Transcribe the passage on bifunctional reagents for formylglycine conjugation in full, reproducing every word and mark without alteration.
━━━ Passage ━━━
Bifunctional Reagents for Formylglycine Conjugation: Pitfalls and Breakthroughs.

Abstract

Formylglycine‐generating enzymes specifically oxidize cysteine within the consensus sequence CxPxR to Cα‐formylglycine (FGly). This noncanonical electrophilic amino acid can subsequently be addressed selectively by bioorthogonal hydrazino‐iso‐Pictet‐Spengler (HIPS) or Knoevenagel ligation to attach payloads like fluorophores or drugs to proteins to obtain a defined payload‐to‐protein ratio. However, the disadvantages of these conjugation techniques include the need for a large excess of conjugation building block, comparably low reaction rates and limited stability of FGly‐containing proteins. Therefore, functionalized clickable HIPS and tandem Knoevenagel building blocks were synthesized, conjugated to small proteins (DARPins) and subsequently linked to strained alkyne‐containing payloads for protein labeling. This procedure allowed the selective bioconjugation of one or two DBCO‐carrying payloads with nearly stoichiometric amounts at low concentrations. Furthermore, an azide‐modified tandem Knoevenagel building block enabled the synthesis of branched PEG linkers and the conjugation of two fluorophores, resulting in an improved signal‐to‐noise ratio in live‐cell fluorescence‐imaging experiments targeting the EGF receptor.
━━━ Dataset content ━━━
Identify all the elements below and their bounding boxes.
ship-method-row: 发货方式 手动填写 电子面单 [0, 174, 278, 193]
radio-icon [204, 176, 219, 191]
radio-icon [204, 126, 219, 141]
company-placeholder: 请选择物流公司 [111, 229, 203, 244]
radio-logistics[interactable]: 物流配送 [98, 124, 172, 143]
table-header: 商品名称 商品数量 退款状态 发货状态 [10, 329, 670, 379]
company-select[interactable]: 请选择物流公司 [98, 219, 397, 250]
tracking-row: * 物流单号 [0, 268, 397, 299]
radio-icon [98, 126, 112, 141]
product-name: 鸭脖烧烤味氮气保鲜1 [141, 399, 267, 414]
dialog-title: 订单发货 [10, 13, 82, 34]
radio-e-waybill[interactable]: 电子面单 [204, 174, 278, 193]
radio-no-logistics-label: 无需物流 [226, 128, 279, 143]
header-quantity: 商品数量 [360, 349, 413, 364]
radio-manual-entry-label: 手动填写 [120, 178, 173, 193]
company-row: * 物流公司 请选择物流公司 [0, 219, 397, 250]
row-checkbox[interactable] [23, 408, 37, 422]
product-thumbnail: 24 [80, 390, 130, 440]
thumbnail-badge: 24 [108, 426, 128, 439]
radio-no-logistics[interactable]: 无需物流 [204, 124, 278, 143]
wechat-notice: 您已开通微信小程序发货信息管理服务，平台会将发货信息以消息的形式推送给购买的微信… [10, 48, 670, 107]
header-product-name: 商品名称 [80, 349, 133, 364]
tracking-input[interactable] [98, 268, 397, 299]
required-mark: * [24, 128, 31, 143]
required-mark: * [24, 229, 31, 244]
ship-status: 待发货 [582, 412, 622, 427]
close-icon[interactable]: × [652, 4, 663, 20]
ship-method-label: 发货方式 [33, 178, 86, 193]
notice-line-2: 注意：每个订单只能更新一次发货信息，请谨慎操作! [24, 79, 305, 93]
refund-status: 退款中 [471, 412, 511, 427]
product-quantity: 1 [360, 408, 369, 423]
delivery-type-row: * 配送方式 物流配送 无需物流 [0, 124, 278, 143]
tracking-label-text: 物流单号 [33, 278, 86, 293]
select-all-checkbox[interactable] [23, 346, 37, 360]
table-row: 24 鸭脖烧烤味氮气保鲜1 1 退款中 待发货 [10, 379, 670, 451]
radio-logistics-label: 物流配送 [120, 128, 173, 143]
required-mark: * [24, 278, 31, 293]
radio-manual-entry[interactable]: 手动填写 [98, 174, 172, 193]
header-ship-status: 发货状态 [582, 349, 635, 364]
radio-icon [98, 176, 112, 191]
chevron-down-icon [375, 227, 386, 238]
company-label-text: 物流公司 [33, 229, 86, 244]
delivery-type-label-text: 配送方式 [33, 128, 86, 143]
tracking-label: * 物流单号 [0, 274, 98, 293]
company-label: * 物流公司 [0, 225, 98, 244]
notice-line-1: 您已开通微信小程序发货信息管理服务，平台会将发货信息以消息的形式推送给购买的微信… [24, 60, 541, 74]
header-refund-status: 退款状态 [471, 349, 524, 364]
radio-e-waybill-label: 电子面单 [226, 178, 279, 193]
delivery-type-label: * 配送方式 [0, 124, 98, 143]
━━━
▶ Response area
Bifunctional Reagents for Formylglycine Conjugation: Pitfalls and Breakthroughs.

Abstract

Formylglycine‐generating enzymes specifically oxidize cysteine within the consensus sequence CxPxR to Cα‐formylglycine (FGly). This noncanonical electrophilic amino acid can subsequently be addressed selectively by bioorthogonal hydrazino‐iso‐Pictet‐Spengler (HIPS) or Knoevenagel ligation to attach payloads like fluorophores or drugs to proteins to obtain a defined payload‐to‐protein ratio. However, the disadvantages of these conjugation techniques include the need for a large excess of conjugation building block, comparably low reaction rates and limited stability of FGly‐containing proteins. Therefore, functionalized clickable HIPS and tandem Knoevenagel building blocks were synthesized, conjugated to small proteins (DARPins) and subsequently linked to strained alkyne‐containing payloads for protein labeling. This procedure allowed the selective bioconjugation of one or two DBCO‐carrying payloads with nearly stoichiometric amounts at low concentrations. Furthermore, an azide‐modified tandem Knoevenagel building block enabled the synthesis of branched PEG linkers and the conjugation of two fluorophores, resulting in an improved signal‐to‐noise ratio in live‐cell fluorescence‐imaging experiments targeting the EGF receptor.